§ **SOURCE RECORDS**:
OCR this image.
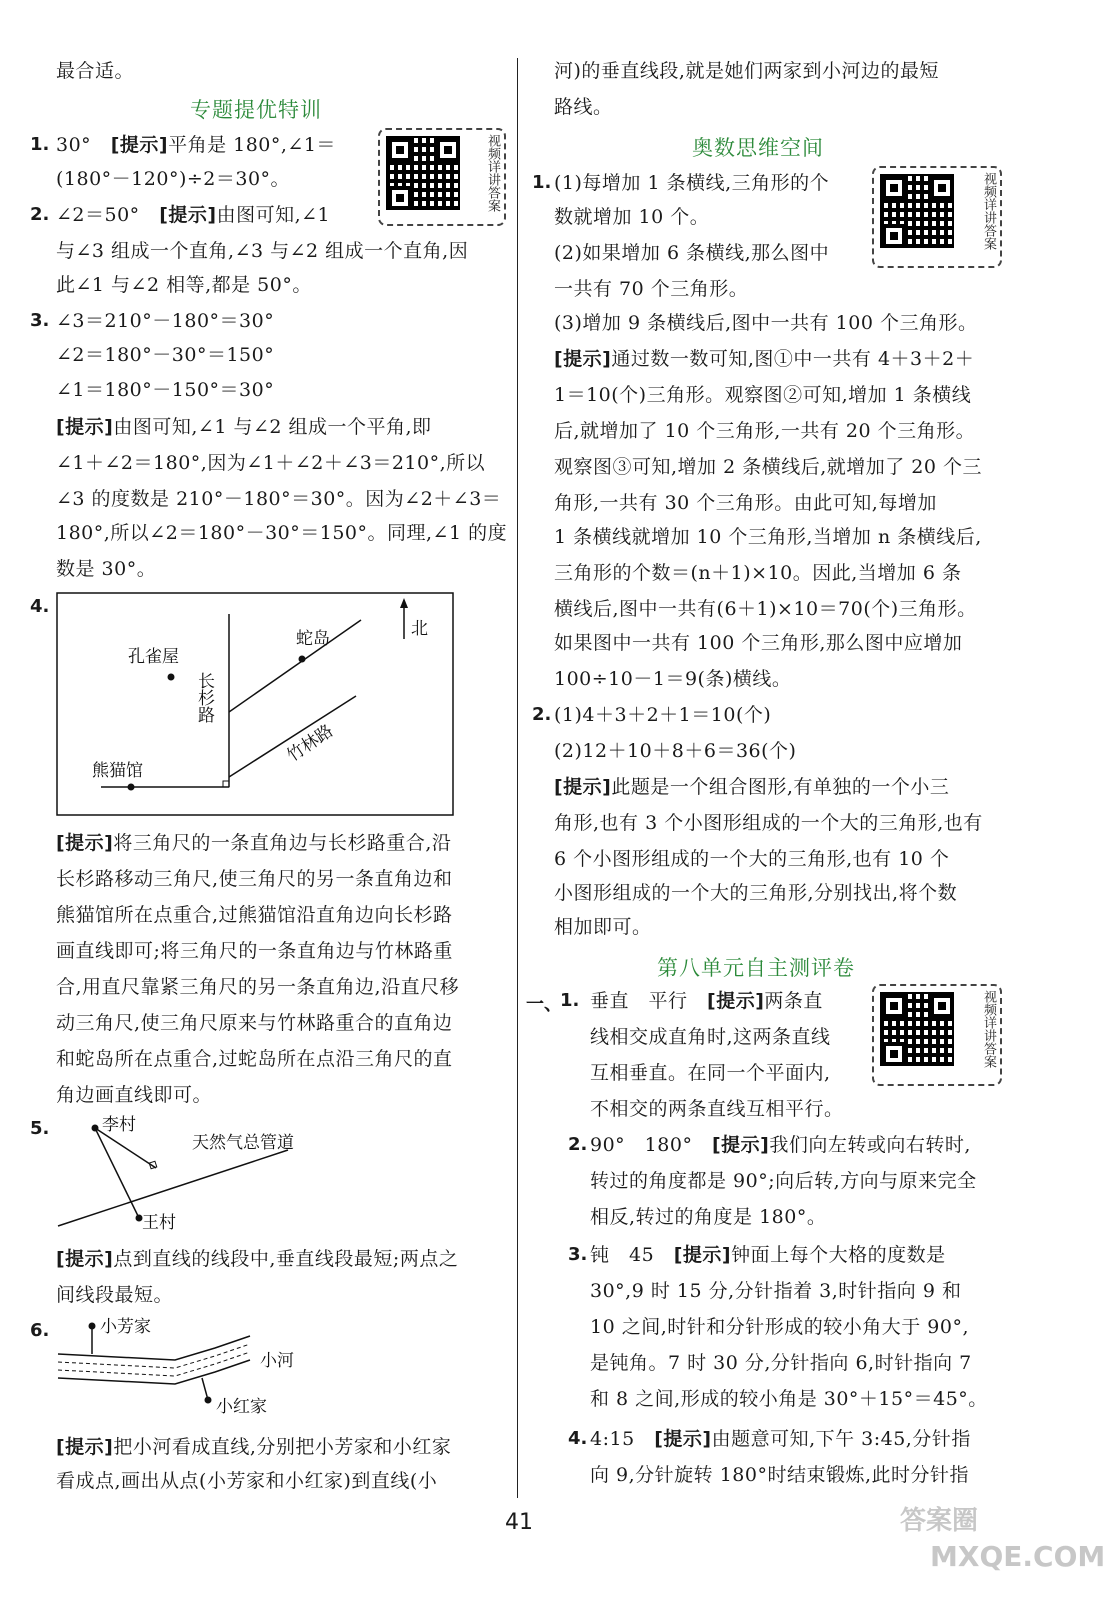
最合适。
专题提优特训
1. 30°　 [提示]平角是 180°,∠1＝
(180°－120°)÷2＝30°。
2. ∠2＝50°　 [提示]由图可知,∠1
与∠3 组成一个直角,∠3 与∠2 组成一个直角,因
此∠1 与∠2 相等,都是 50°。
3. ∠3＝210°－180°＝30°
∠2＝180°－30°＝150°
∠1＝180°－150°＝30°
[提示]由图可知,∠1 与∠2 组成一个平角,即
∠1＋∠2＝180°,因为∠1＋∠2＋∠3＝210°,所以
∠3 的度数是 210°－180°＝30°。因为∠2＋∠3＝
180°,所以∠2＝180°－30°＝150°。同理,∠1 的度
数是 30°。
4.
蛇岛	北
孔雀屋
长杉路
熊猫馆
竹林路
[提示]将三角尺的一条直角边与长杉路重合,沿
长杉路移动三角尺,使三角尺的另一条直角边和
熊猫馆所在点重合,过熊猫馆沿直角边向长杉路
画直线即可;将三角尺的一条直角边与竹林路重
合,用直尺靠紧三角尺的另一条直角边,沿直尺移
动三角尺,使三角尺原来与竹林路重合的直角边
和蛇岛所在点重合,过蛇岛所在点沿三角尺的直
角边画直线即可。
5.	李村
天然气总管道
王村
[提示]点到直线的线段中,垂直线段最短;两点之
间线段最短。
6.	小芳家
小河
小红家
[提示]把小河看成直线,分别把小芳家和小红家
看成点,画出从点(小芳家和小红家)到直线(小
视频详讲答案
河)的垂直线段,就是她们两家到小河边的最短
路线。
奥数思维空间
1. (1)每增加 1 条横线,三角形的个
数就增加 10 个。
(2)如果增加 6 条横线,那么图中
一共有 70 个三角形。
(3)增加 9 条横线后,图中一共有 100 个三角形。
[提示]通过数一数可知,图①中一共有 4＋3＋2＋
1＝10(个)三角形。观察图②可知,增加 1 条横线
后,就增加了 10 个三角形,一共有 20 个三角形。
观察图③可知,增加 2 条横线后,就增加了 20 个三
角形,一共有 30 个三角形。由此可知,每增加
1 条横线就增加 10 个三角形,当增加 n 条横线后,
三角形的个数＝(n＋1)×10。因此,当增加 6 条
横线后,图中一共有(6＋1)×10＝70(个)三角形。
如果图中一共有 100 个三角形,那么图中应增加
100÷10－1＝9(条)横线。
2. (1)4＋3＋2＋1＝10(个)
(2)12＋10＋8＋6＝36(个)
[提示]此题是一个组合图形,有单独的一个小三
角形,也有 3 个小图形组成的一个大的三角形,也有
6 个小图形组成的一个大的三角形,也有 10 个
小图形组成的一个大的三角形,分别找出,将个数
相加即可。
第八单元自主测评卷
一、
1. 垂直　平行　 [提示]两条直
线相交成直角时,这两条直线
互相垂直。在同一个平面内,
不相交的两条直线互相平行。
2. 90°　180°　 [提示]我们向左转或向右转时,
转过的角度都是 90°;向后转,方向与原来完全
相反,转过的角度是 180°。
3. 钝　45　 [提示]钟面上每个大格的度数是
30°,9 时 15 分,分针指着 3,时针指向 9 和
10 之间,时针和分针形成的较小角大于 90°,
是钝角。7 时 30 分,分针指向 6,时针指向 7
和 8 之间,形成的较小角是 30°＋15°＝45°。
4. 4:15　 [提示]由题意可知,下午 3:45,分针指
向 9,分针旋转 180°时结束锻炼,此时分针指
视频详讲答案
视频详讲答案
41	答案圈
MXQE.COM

§ **EXERCISE DESCRIPTION**:
Each record above should be copied character for character, with pictures dropped.

§ **RESPONSE FOR THIS EXERCISE**:
OCR this image.
最合适。
专题提优特训
1. 30°　 [提示]平角是 180°,∠1＝
(180°－120°)÷2＝30°。
2. ∠2＝50°　 [提示]由图可知,∠1
与∠3 组成一个直角,∠3 与∠2 组成一个直角,因
此∠1 与∠2 相等,都是 50°。
3. ∠3＝210°－180°＝30°
∠2＝180°－30°＝150°
∠1＝180°－150°＝30°
[提示]由图可知,∠1 与∠2 组成一个平角,即
∠1＋∠2＝180°,因为∠1＋∠2＋∠3＝210°,所以
∠3 的度数是 210°－180°＝30°。因为∠2＋∠3＝
180°,所以∠2＝180°－30°＝150°。同理,∠1 的度
数是 30°。
4.
蛇岛	北
孔雀屋
长杉路
熊猫馆
竹林路
[提示]将三角尺的一条直角边与长杉路重合,沿
长杉路移动三角尺,使三角尺的另一条直角边和
熊猫馆所在点重合,过熊猫馆沿直角边向长杉路
画直线即可;将三角尺的一条直角边与竹林路重
合,用直尺靠紧三角尺的另一条直角边,沿直尺移
动三角尺,使三角尺原来与竹林路重合的直角边
和蛇岛所在点重合,过蛇岛所在点沿三角尺的直
角边画直线即可。
5.	李村
天然气总管道
王村
[提示]点到直线的线段中,垂直线段最短;两点之
间线段最短。
6.	小芳家
小河
小红家
[提示]把小河看成直线,分别把小芳家和小红家
看成点,画出从点(小芳家和小红家)到直线(小
视频详讲答案
河)的垂直线段,就是她们两家到小河边的最短
路线。
奥数思维空间
1. (1)每增加 1 条横线,三角形的个
数就增加 10 个。
(2)如果增加 6 条横线,那么图中
一共有 70 个三角形。
(3)增加 9 条横线后,图中一共有 100 个三角形。
[提示]通过数一数可知,图①中一共有 4＋3＋2＋
1＝10(个)三角形。观察图②可知,增加 1 条横线
后,就增加了 10 个三角形,一共有 20 个三角形。
观察图③可知,增加 2 条横线后,就增加了 20 个三
角形,一共有 30 个三角形。由此可知,每增加
1 条横线就增加 10 个三角形,当增加 n 条横线后,
三角形的个数＝(n＋1)×10。因此,当增加 6 条
横线后,图中一共有(6＋1)×10＝70(个)三角形。
如果图中一共有 100 个三角形,那么图中应增加
100÷10－1＝9(条)横线。
2. (1)4＋3＋2＋1＝10(个)
(2)12＋10＋8＋6＝36(个)
[提示]此题是一个组合图形,有单独的一个小三
角形,也有 3 个小图形组成的一个大的三角形,也有
6 个小图形组成的一个大的三角形,也有 10 个
小图形组成的一个大的三角形,分别找出,将个数
相加即可。
第八单元自主测评卷
一、
1. 垂直　平行　 [提示]两条直
线相交成直角时,这两条直线
互相垂直。在同一个平面内,
不相交的两条直线互相平行。
2. 90°　180°　 [提示]我们向左转或向右转时,
转过的角度都是 90°;向后转,方向与原来完全
相反,转过的角度是 180°。
3. 钝　45　 [提示]钟面上每个大格的度数是
30°,9 时 15 分,分针指着 3,时针指向 9 和
10 之间,时针和分针形成的较小角大于 90°,
是钝角。7 时 30 分,分针指向 6,时针指向 7
和 8 之间,形成的较小角是 30°＋15°＝45°。
4. 4:15　 [提示]由题意可知,下午 3:45,分针指
向 9,分针旋转 180°时结束锻炼,此时分针指
视频详讲答案
视频详讲答案
41	答案圈
MXQE.COM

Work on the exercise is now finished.